(Records that describe figures)
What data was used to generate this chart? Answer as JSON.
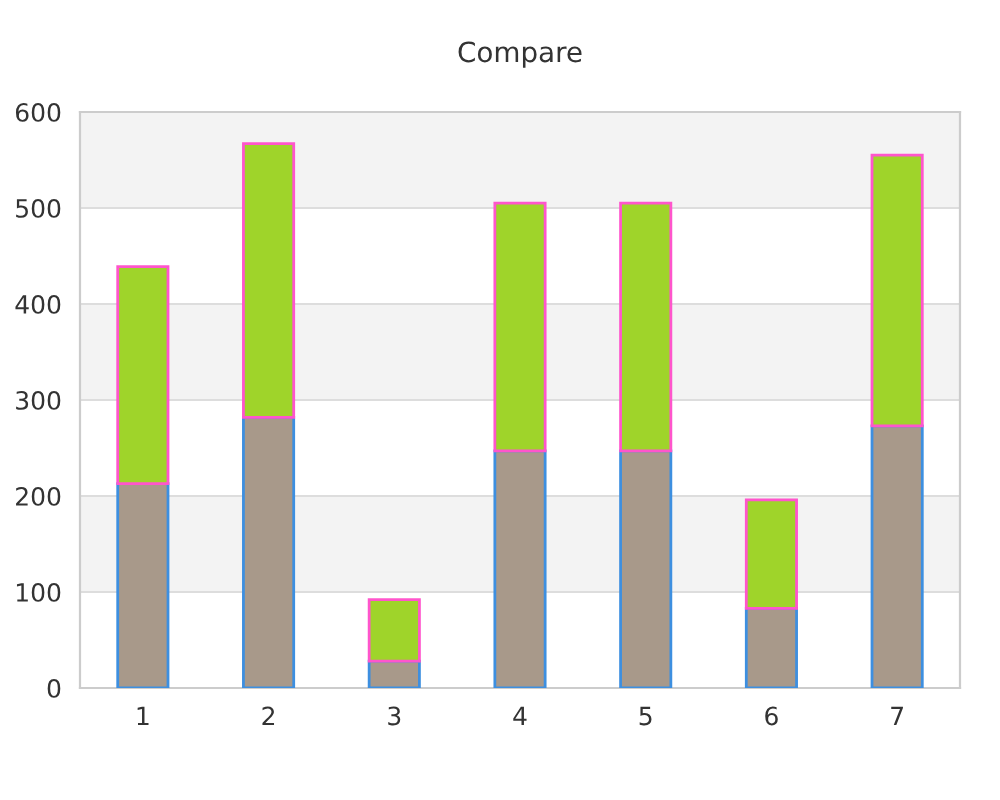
{
  "chart_data": {
    "type": "bar",
    "title": "Compare",
    "stacked": true,
    "categories": [
      "1",
      "2",
      "3",
      "4",
      "5",
      "6",
      "7"
    ],
    "series": [
      {
        "color": "#a8998a",
        "values": [
          213,
          282,
          28,
          247,
          247,
          83,
          273
        ]
      },
      {
        "color": "#9fd42a",
        "values": [
          226,
          285,
          64,
          258,
          258,
          113,
          282
        ]
      }
    ],
    "ylim": [
      0,
      600
    ],
    "yticks": [
      0,
      100,
      200,
      300,
      400,
      500,
      600
    ],
    "grid": "y",
    "bands": [
      {
        "axis": "y",
        "from": 100,
        "to": 200,
        "color": "#f3f3f3"
      },
      {
        "axis": "y",
        "from": 300,
        "to": 400,
        "color": "#f3f3f3"
      },
      {
        "axis": "y",
        "from": 500,
        "to": 600,
        "color": "#f3f3f3"
      }
    ]
  }
}
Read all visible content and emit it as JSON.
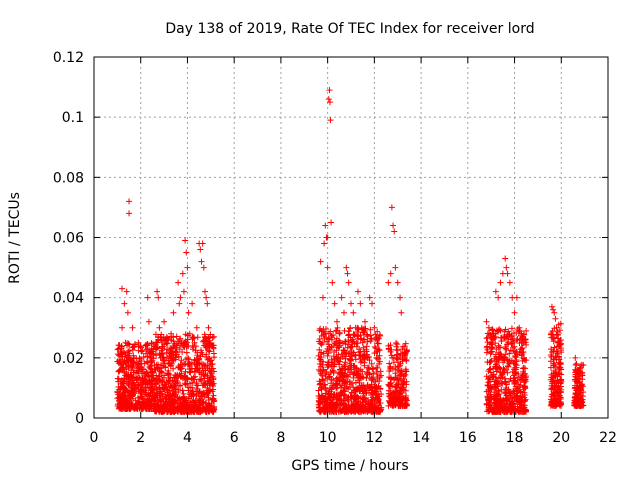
{
  "chart_data": {
    "type": "scatter",
    "title": "Day 138 of 2019, Rate Of TEC Index for receiver lord",
    "xlabel": "GPS time / hours",
    "ylabel": "ROTI / TECUs",
    "xlim": [
      0,
      22
    ],
    "ylim": [
      0,
      0.12
    ],
    "xticks": [
      0,
      2,
      4,
      6,
      8,
      10,
      12,
      14,
      16,
      18,
      20,
      22
    ],
    "xtick_labels": [
      "0",
      "2",
      "4",
      "6",
      "8",
      "10",
      "12",
      "14",
      "16",
      "18",
      "20",
      "22"
    ],
    "yticks": [
      0,
      0.02,
      0.04,
      0.06,
      0.08,
      0.1,
      0.12
    ],
    "ytick_labels": [
      "0",
      "0.02",
      "0.04",
      "0.06",
      "0.08",
      "0.1",
      "0.12"
    ],
    "grid": true,
    "marker": "+",
    "color": "#ff0000",
    "series": [
      {
        "name": "ROTI",
        "points": [
          [
            1.1,
            0.008
          ],
          [
            1.15,
            0.012
          ],
          [
            1.2,
            0.03
          ],
          [
            1.2,
            0.043
          ],
          [
            1.25,
            0.022
          ],
          [
            1.3,
            0.038
          ],
          [
            1.3,
            0.015
          ],
          [
            1.35,
            0.025
          ],
          [
            1.4,
            0.042
          ],
          [
            1.4,
            0.018
          ],
          [
            1.45,
            0.035
          ],
          [
            1.5,
            0.072
          ],
          [
            1.5,
            0.068
          ],
          [
            1.5,
            0.02
          ],
          [
            1.55,
            0.012
          ],
          [
            1.6,
            0.01
          ],
          [
            1.65,
            0.03
          ],
          [
            1.7,
            0.02
          ],
          [
            1.8,
            0.015
          ],
          [
            1.9,
            0.025
          ],
          [
            2.0,
            0.018
          ],
          [
            2.1,
            0.012
          ],
          [
            2.2,
            0.01
          ],
          [
            2.3,
            0.04
          ],
          [
            2.35,
            0.032
          ],
          [
            2.4,
            0.02
          ],
          [
            2.5,
            0.015
          ],
          [
            2.6,
            0.01
          ],
          [
            2.7,
            0.042
          ],
          [
            2.75,
            0.04
          ],
          [
            2.8,
            0.03
          ],
          [
            2.85,
            0.02
          ],
          [
            2.9,
            0.012
          ],
          [
            3.0,
            0.032
          ],
          [
            3.1,
            0.025
          ],
          [
            3.2,
            0.018
          ],
          [
            3.3,
            0.028
          ],
          [
            3.4,
            0.035
          ],
          [
            3.5,
            0.022
          ],
          [
            3.6,
            0.045
          ],
          [
            3.65,
            0.038
          ],
          [
            3.7,
            0.04
          ],
          [
            3.8,
            0.048
          ],
          [
            3.85,
            0.042
          ],
          [
            3.9,
            0.059
          ],
          [
            3.95,
            0.055
          ],
          [
            4.0,
            0.05
          ],
          [
            4.05,
            0.035
          ],
          [
            4.1,
            0.028
          ],
          [
            4.2,
            0.038
          ],
          [
            4.3,
            0.025
          ],
          [
            4.4,
            0.03
          ],
          [
            4.5,
            0.058
          ],
          [
            4.55,
            0.056
          ],
          [
            4.6,
            0.052
          ],
          [
            4.65,
            0.058
          ],
          [
            4.7,
            0.05
          ],
          [
            4.75,
            0.042
          ],
          [
            4.8,
            0.04
          ],
          [
            4.85,
            0.038
          ],
          [
            4.9,
            0.03
          ],
          [
            4.95,
            0.025
          ],
          [
            5.0,
            0.018
          ],
          [
            5.05,
            0.012
          ],
          [
            9.7,
            0.052
          ],
          [
            9.8,
            0.04
          ],
          [
            9.85,
            0.058
          ],
          [
            9.9,
            0.064
          ],
          [
            9.95,
            0.06
          ],
          [
            10.0,
            0.05
          ],
          [
            10.0,
            0.06
          ],
          [
            10.05,
            0.106
          ],
          [
            10.08,
            0.109
          ],
          [
            10.1,
            0.105
          ],
          [
            10.12,
            0.099
          ],
          [
            10.15,
            0.065
          ],
          [
            10.2,
            0.045
          ],
          [
            10.3,
            0.038
          ],
          [
            10.4,
            0.032
          ],
          [
            10.5,
            0.028
          ],
          [
            10.6,
            0.04
          ],
          [
            10.7,
            0.035
          ],
          [
            10.8,
            0.05
          ],
          [
            10.85,
            0.048
          ],
          [
            10.9,
            0.045
          ],
          [
            11.0,
            0.038
          ],
          [
            11.1,
            0.035
          ],
          [
            11.2,
            0.03
          ],
          [
            11.3,
            0.042
          ],
          [
            11.4,
            0.038
          ],
          [
            11.5,
            0.025
          ],
          [
            11.6,
            0.032
          ],
          [
            11.7,
            0.02
          ],
          [
            11.8,
            0.04
          ],
          [
            11.9,
            0.038
          ],
          [
            12.0,
            0.03
          ],
          [
            12.1,
            0.022
          ],
          [
            12.2,
            0.018
          ],
          [
            12.6,
            0.045
          ],
          [
            12.7,
            0.048
          ],
          [
            12.75,
            0.07
          ],
          [
            12.8,
            0.064
          ],
          [
            12.85,
            0.062
          ],
          [
            12.9,
            0.05
          ],
          [
            13.0,
            0.045
          ],
          [
            13.1,
            0.04
          ],
          [
            13.15,
            0.035
          ],
          [
            13.2,
            0.02
          ],
          [
            13.3,
            0.012
          ],
          [
            16.8,
            0.032
          ],
          [
            16.9,
            0.03
          ],
          [
            17.0,
            0.025
          ],
          [
            17.1,
            0.028
          ],
          [
            17.2,
            0.042
          ],
          [
            17.3,
            0.04
          ],
          [
            17.4,
            0.045
          ],
          [
            17.5,
            0.048
          ],
          [
            17.6,
            0.053
          ],
          [
            17.65,
            0.05
          ],
          [
            17.7,
            0.048
          ],
          [
            17.8,
            0.045
          ],
          [
            17.9,
            0.04
          ],
          [
            18.0,
            0.035
          ],
          [
            18.1,
            0.04
          ],
          [
            18.2,
            0.03
          ],
          [
            18.3,
            0.025
          ],
          [
            18.4,
            0.02
          ],
          [
            19.6,
            0.037
          ],
          [
            19.65,
            0.036
          ],
          [
            19.7,
            0.035
          ],
          [
            19.75,
            0.033
          ],
          [
            19.8,
            0.03
          ],
          [
            19.85,
            0.025
          ],
          [
            19.9,
            0.02
          ],
          [
            19.95,
            0.018
          ],
          [
            20.0,
            0.012
          ],
          [
            20.6,
            0.02
          ],
          [
            20.65,
            0.018
          ],
          [
            20.7,
            0.016
          ],
          [
            20.75,
            0.015
          ],
          [
            20.8,
            0.012
          ],
          [
            20.85,
            0.01
          ]
        ]
      }
    ],
    "dense_clusters": [
      {
        "x_start": 1.0,
        "x_end": 2.6,
        "y_min": 0.003,
        "y_max": 0.025,
        "count": 520
      },
      {
        "x_start": 2.6,
        "x_end": 5.15,
        "y_min": 0.002,
        "y_max": 0.028,
        "count": 800
      },
      {
        "x_start": 9.6,
        "x_end": 12.3,
        "y_min": 0.002,
        "y_max": 0.03,
        "count": 820
      },
      {
        "x_start": 12.6,
        "x_end": 13.4,
        "y_min": 0.004,
        "y_max": 0.025,
        "count": 220
      },
      {
        "x_start": 16.8,
        "x_end": 18.5,
        "y_min": 0.002,
        "y_max": 0.03,
        "count": 560
      },
      {
        "x_start": 19.55,
        "x_end": 20.0,
        "y_min": 0.004,
        "y_max": 0.032,
        "count": 180
      },
      {
        "x_start": 20.55,
        "x_end": 20.95,
        "y_min": 0.004,
        "y_max": 0.018,
        "count": 140
      }
    ]
  }
}
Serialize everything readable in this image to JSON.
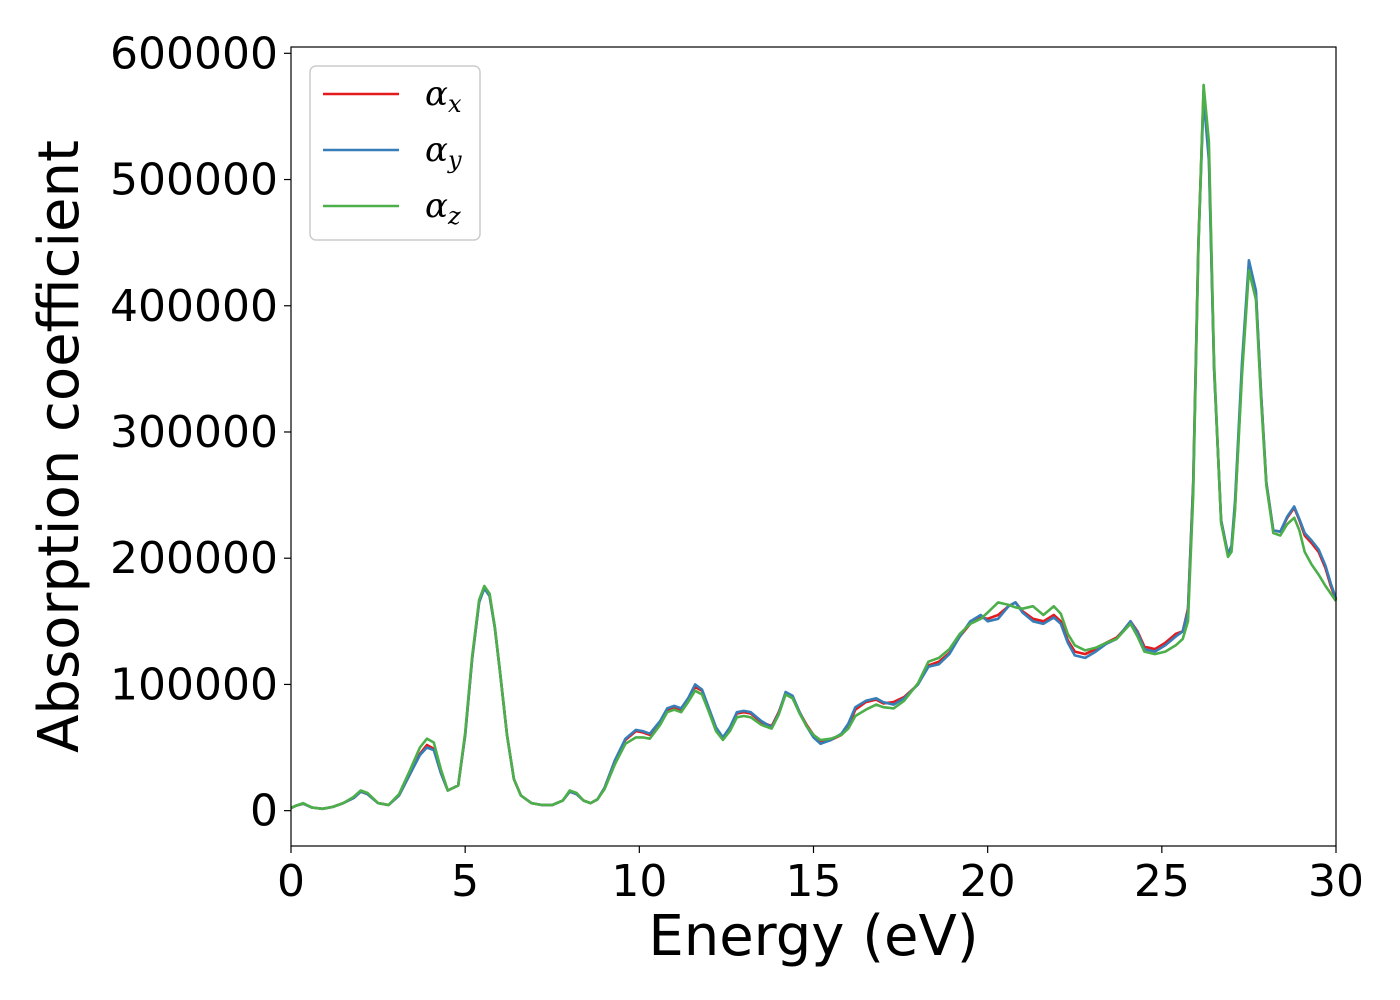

#### Your objective
Looking at the records above, count the lines where the word "JSON" appears. State only the number.

#### Output
3